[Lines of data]
***
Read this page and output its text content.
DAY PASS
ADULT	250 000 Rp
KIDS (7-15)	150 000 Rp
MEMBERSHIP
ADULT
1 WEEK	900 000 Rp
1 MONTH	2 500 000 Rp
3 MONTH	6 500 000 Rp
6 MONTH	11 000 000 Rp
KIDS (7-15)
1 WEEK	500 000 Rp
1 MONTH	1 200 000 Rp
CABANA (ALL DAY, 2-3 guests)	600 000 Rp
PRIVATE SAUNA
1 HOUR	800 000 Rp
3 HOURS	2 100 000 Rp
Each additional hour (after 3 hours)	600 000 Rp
***
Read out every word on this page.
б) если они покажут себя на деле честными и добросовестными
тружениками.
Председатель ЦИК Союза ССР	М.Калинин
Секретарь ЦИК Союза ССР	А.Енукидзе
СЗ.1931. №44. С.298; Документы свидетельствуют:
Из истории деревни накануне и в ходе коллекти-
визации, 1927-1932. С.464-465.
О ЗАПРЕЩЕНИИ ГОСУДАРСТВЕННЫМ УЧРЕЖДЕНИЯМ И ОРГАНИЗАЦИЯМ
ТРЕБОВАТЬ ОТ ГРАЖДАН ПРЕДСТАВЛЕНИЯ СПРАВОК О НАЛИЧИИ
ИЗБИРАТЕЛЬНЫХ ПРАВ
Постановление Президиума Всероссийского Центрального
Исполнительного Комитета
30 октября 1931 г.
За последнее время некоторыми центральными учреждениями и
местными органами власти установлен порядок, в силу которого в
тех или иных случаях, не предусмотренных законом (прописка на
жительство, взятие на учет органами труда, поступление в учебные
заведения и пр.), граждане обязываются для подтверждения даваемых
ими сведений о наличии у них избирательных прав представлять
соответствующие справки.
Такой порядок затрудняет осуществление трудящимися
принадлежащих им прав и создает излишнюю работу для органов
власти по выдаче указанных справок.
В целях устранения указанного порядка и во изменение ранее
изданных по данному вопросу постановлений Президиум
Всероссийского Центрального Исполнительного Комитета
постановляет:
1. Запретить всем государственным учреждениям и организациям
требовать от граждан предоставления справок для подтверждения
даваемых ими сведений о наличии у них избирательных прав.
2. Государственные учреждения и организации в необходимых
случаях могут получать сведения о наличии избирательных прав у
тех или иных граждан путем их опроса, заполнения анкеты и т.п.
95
***
- **Work to be completed**
Copy all lines from the material that hold "даваемых".

- **Reply**
заведения и пр.), граждане обязываются для подтверждения даваемых
даваемых ими сведений о наличии у них избирательных прав.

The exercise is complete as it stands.